§ **Data supplied**

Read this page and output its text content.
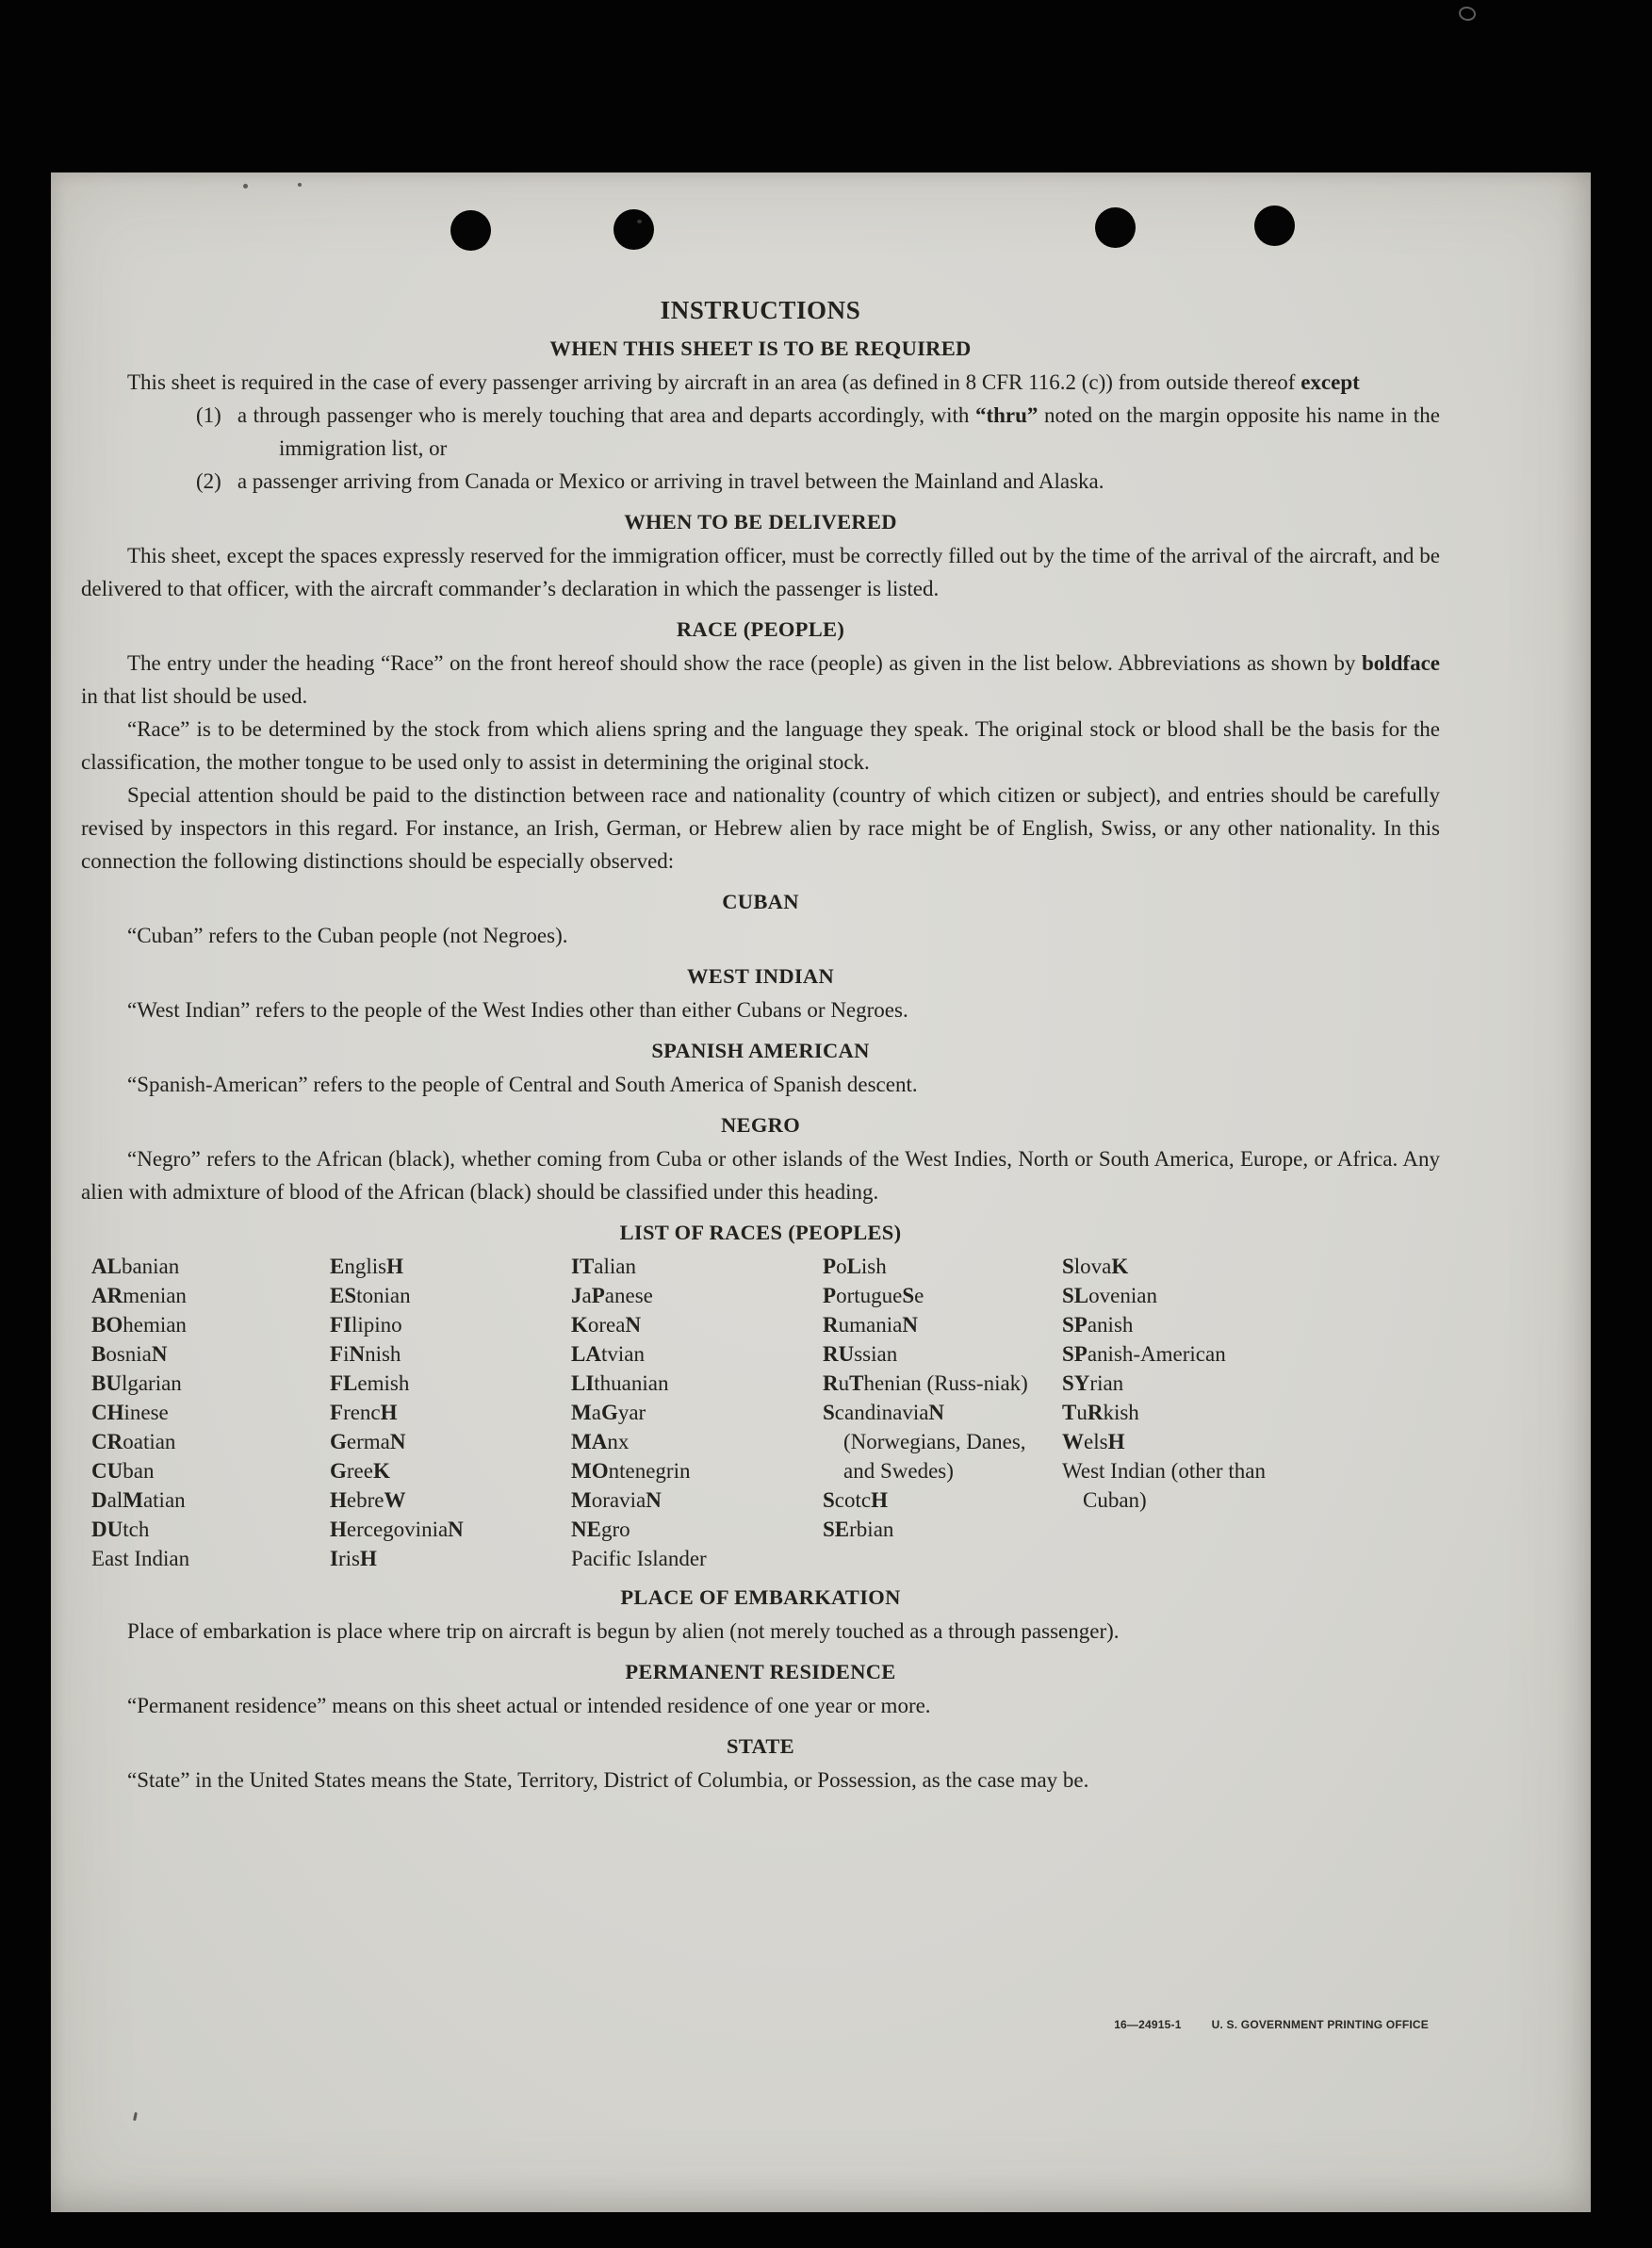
INSTRUCTIONS
WHEN THIS SHEET IS TO BE REQUIRED

This sheet is required in the case of every passenger arriving by aircraft in an area (as defined in 8 CFR 116.2 (c)) from outside thereof except

(1) a through passenger who is merely touching that area and departs accordingly, with “thru” noted on the margin opposite his name in the immigration list, or

(2) a passenger arriving from Canada or Mexico or arriving in travel between the Mainland and Alaska.

WHEN TO BE DELIVERED

This sheet, except the spaces expressly reserved for the immigration officer, must be correctly filled out by the time of the arrival of the aircraft, and be delivered to that officer, with the aircraft commander’s declaration in which the passenger is listed.

RACE (PEOPLE)

The entry under the heading “Race” on the front hereof should show the race (people) as given in the list below. Abbreviations as shown by boldface in that list should be used.

“Race” is to be determined by the stock from which aliens spring and the language they speak. The original stock or blood shall be the basis for the classification, the mother tongue to be used only to assist in determining the original stock.

Special attention should be paid to the distinction between race and nationality (country of which citizen or subject), and entries should be carefully revised by inspectors in this regard. For instance, an Irish, German, or Hebrew alien by race might be of English, Swiss, or any other nationality. In this connection the following distinctions should be especially observed:

CUBAN

“Cuban” refers to the Cuban people (not Negroes).

WEST INDIAN

“West Indian” refers to the people of the West Indies other than either Cubans or Negroes.

SPANISH AMERICAN

“Spanish-American” refers to the people of Central and South America of Spanish descent.

NEGRO

“Negro” refers to the African (black), whether coming from Cuba or other islands of the West Indies, North or South America, Europe, or Africa. Any alien with admixture of blood of the African (black) should be classified under this heading.

LIST OF RACES (PEOPLES)
ALbanian
ARmenian
BOhemian
BosniaN
BUlgarian
CHinese
CRoatian
CUban
DalMatian
DUtch
East Indian
EnglisH
EStonian
FIlipino
FiNnish
FLemish
FrencH
GermaN
GreeK
HebreW
HercegoviniaN
IrisH
ITalian
JaPanese
KoreaN
LAtvian
LIthuanian
MaGyar
MAnx
MOntenegrin
MoraviaN
NEgro
Pacific Islander
PoLish
PortugueSe
RumaniaN
RUssian
RuThenian (Russ-niak)
ScandinaviaN (Norwegians, Danes, and Swedes)
ScotcH
SErbian
SlovaK
SLovenian
SPanish
SPanish-American
SYrian
TuRkish
WelsH
West Indian (other than Cuban)
PLACE OF EMBARKATION

Place of embarkation is place where trip on aircraft is begun by alien (not merely touched as a through passenger).

PERMANENT RESIDENCE

“Permanent residence” means on this sheet actual or intended residence of one year or more.

STATE

“State” in the United States means the State, Territory, District of Columbia, or Possession, as the case may be.

16—24915-1	U. S. GOVERNMENT PRINTING OFFICE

§ **Brief**
Copy out every line of the listing that contains the string "area".

§ **Task solution**
This sheet is required in the case of every passenger arriving by aircraft in an area (as defined in 8 CFR 116.2 (c)) from outside thereof except
(1) a through passenger who is merely touching that area and departs accordingly, with “thru” noted on the margin opposite his name in the immigration list, or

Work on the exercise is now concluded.